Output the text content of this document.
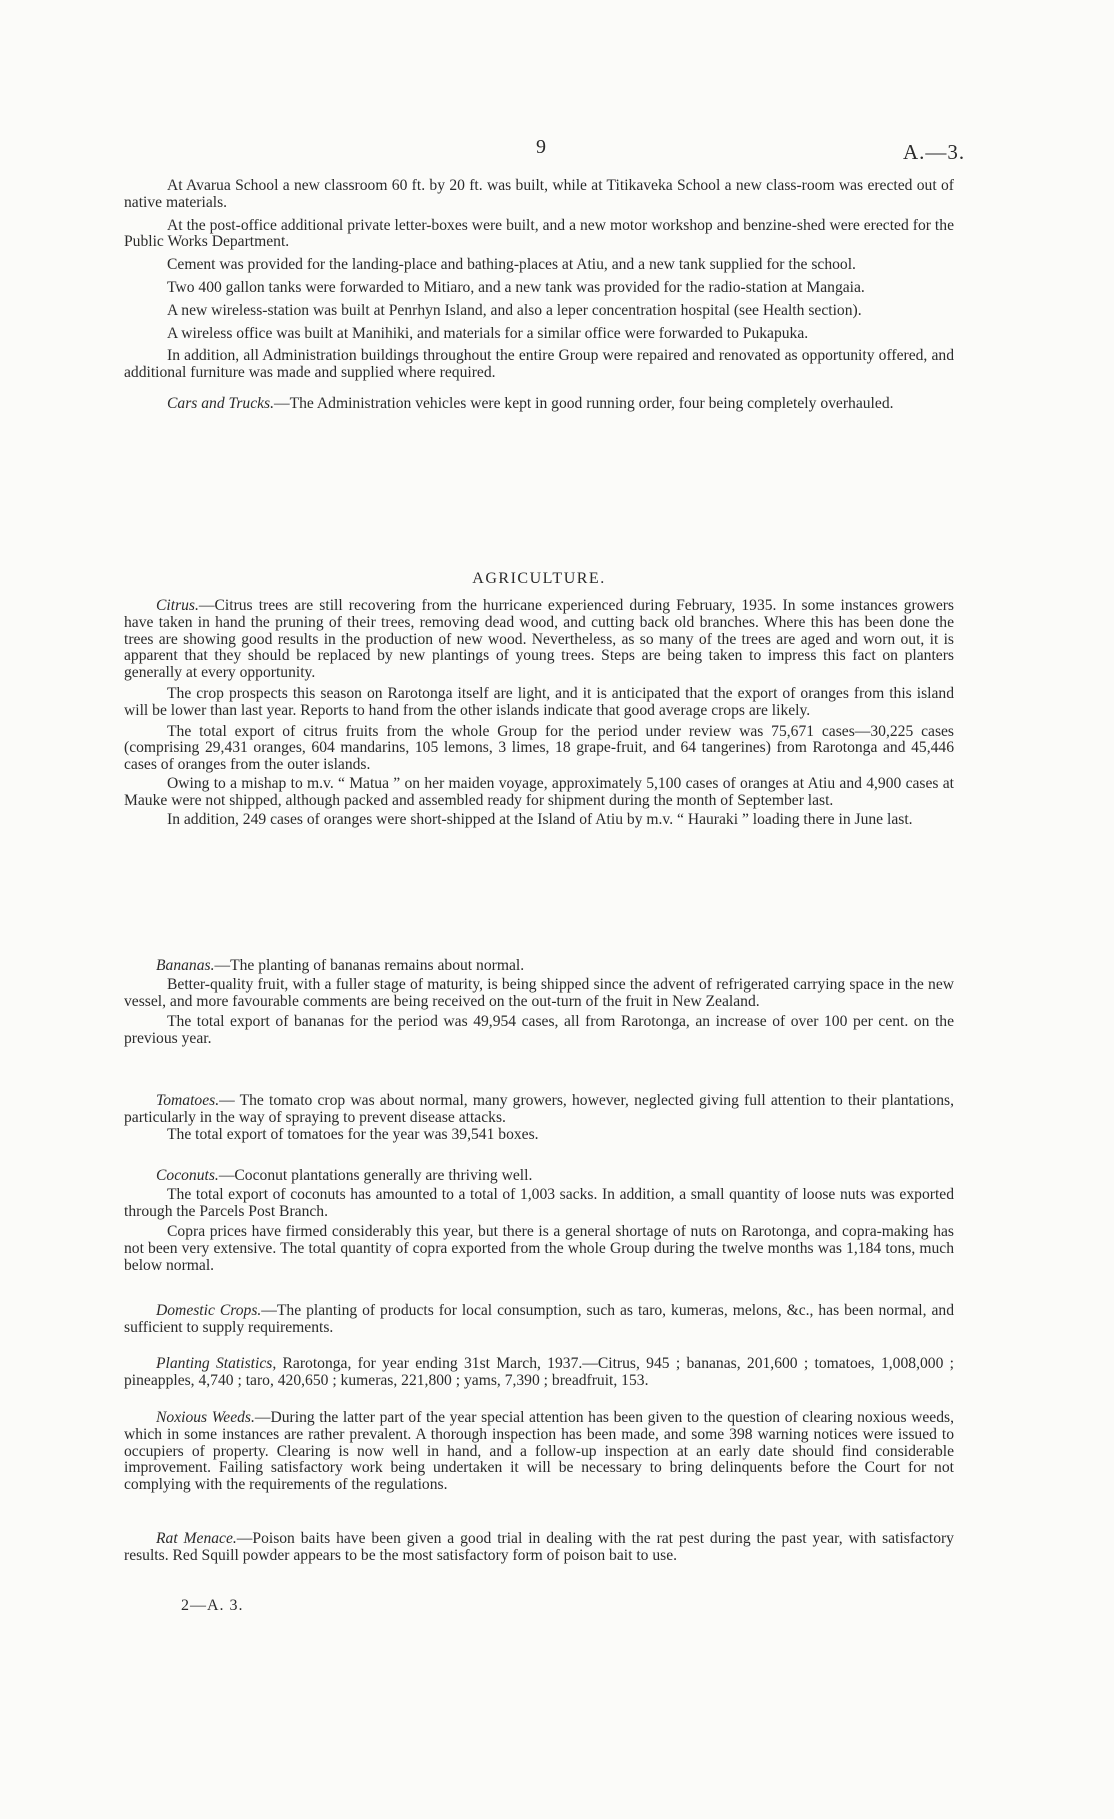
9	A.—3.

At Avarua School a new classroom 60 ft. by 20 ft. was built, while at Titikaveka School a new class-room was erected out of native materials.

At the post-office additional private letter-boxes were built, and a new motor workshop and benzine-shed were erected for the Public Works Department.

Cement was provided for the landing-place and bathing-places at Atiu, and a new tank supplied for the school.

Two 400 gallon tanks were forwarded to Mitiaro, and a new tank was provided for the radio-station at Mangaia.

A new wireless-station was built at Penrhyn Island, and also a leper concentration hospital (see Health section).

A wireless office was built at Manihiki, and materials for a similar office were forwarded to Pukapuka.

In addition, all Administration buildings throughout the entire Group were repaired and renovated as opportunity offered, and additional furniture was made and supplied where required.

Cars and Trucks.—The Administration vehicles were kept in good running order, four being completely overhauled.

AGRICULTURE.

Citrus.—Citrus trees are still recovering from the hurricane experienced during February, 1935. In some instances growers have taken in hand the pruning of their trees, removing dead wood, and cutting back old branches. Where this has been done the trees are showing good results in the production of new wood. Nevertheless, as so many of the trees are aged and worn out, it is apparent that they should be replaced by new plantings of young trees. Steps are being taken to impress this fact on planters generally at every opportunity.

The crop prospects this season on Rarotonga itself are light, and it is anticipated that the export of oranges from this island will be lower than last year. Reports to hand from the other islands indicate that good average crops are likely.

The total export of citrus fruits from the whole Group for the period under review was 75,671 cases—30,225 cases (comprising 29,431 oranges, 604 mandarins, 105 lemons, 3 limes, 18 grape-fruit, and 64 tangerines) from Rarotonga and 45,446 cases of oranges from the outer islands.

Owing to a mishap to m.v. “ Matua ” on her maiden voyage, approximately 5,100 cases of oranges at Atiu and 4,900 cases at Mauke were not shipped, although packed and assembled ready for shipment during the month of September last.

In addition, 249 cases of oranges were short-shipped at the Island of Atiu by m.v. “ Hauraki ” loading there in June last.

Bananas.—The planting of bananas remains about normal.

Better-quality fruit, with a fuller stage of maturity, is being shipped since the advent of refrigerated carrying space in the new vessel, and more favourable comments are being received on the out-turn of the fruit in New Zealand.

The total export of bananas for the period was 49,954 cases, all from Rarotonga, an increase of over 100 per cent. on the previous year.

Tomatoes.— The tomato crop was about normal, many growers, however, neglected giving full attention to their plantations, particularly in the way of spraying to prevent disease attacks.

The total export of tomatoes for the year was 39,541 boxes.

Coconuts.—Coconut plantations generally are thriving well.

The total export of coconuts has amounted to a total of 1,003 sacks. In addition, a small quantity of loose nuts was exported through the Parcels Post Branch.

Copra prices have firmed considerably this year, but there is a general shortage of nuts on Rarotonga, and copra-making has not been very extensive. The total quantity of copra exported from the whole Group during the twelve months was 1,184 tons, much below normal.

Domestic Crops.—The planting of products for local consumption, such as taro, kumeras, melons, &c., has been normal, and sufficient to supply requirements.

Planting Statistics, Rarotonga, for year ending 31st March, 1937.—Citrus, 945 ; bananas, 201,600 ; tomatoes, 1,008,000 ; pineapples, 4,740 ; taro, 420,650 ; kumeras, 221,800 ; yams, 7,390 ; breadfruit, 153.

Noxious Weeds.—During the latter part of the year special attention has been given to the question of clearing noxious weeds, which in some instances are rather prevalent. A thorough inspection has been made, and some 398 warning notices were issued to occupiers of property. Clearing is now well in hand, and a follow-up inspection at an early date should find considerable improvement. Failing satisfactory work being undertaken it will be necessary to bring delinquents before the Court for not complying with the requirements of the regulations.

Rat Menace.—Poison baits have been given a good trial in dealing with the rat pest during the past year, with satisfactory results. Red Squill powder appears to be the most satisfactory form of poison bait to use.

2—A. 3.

◆ ◆ ◆ ◆

Given instruction:
With the pictures left out, transcribe the material exactly.

Result:
Output the text content of this document.
9	A.—3.

At Avarua School a new classroom 60 ft. by 20 ft. was built, while at Titikaveka School a new class-room was erected out of native materials.

At the post-office additional private letter-boxes were built, and a new motor workshop and benzine-shed were erected for the Public Works Department.

Cement was provided for the landing-place and bathing-places at Atiu, and a new tank supplied for the school.

Two 400 gallon tanks were forwarded to Mitiaro, and a new tank was provided for the radio-station at Mangaia.

A new wireless-station was built at Penrhyn Island, and also a leper concentration hospital (see Health section).

A wireless office was built at Manihiki, and materials for a similar office were forwarded to Pukapuka.

In addition, all Administration buildings throughout the entire Group were repaired and renovated as opportunity offered, and additional furniture was made and supplied where required.

Cars and Trucks.—The Administration vehicles were kept in good running order, four being completely overhauled.

AGRICULTURE.

Citrus.—Citrus trees are still recovering from the hurricane experienced during February, 1935. In some instances growers have taken in hand the pruning of their trees, removing dead wood, and cutting back old branches. Where this has been done the trees are showing good results in the production of new wood. Nevertheless, as so many of the trees are aged and worn out, it is apparent that they should be replaced by new plantings of young trees. Steps are being taken to impress this fact on planters generally at every opportunity.

The crop prospects this season on Rarotonga itself are light, and it is anticipated that the export of oranges from this island will be lower than last year. Reports to hand from the other islands indicate that good average crops are likely.

The total export of citrus fruits from the whole Group for the period under review was 75,671 cases—30,225 cases (comprising 29,431 oranges, 604 mandarins, 105 lemons, 3 limes, 18 grape-fruit, and 64 tangerines) from Rarotonga and 45,446 cases of oranges from the outer islands.

Owing to a mishap to m.v. “ Matua ” on her maiden voyage, approximately 5,100 cases of oranges at Atiu and 4,900 cases at Mauke were not shipped, although packed and assembled ready for shipment during the month of September last.

In addition, 249 cases of oranges were short-shipped at the Island of Atiu by m.v. “ Hauraki ” loading there in June last.

Bananas.—The planting of bananas remains about normal.

Better-quality fruit, with a fuller stage of maturity, is being shipped since the advent of refrigerated carrying space in the new vessel, and more favourable comments are being received on the out-turn of the fruit in New Zealand.

The total export of bananas for the period was 49,954 cases, all from Rarotonga, an increase of over 100 per cent. on the previous year.

Tomatoes.— The tomato crop was about normal, many growers, however, neglected giving full attention to their plantations, particularly in the way of spraying to prevent disease attacks.

The total export of tomatoes for the year was 39,541 boxes.

Coconuts.—Coconut plantations generally are thriving well.

The total export of coconuts has amounted to a total of 1,003 sacks. In addition, a small quantity of loose nuts was exported through the Parcels Post Branch.

Copra prices have firmed considerably this year, but there is a general shortage of nuts on Rarotonga, and copra-making has not been very extensive. The total quantity of copra exported from the whole Group during the twelve months was 1,184 tons, much below normal.

Domestic Crops.—The planting of products for local consumption, such as taro, kumeras, melons, &c., has been normal, and sufficient to supply requirements.

Planting Statistics, Rarotonga, for year ending 31st March, 1937.—Citrus, 945 ; bananas, 201,600 ; tomatoes, 1,008,000 ; pineapples, 4,740 ; taro, 420,650 ; kumeras, 221,800 ; yams, 7,390 ; breadfruit, 153.

Noxious Weeds.—During the latter part of the year special attention has been given to the question of clearing noxious weeds, which in some instances are rather prevalent. A thorough inspection has been made, and some 398 warning notices were issued to occupiers of property. Clearing is now well in hand, and a follow-up inspection at an early date should find considerable improvement. Failing satisfactory work being undertaken it will be necessary to bring delinquents before the Court for not complying with the requirements of the regulations.

Rat Menace.—Poison baits have been given a good trial in dealing with the rat pest during the past year, with satisfactory results. Red Squill powder appears to be the most satisfactory form of poison bait to use.

2—A. 3.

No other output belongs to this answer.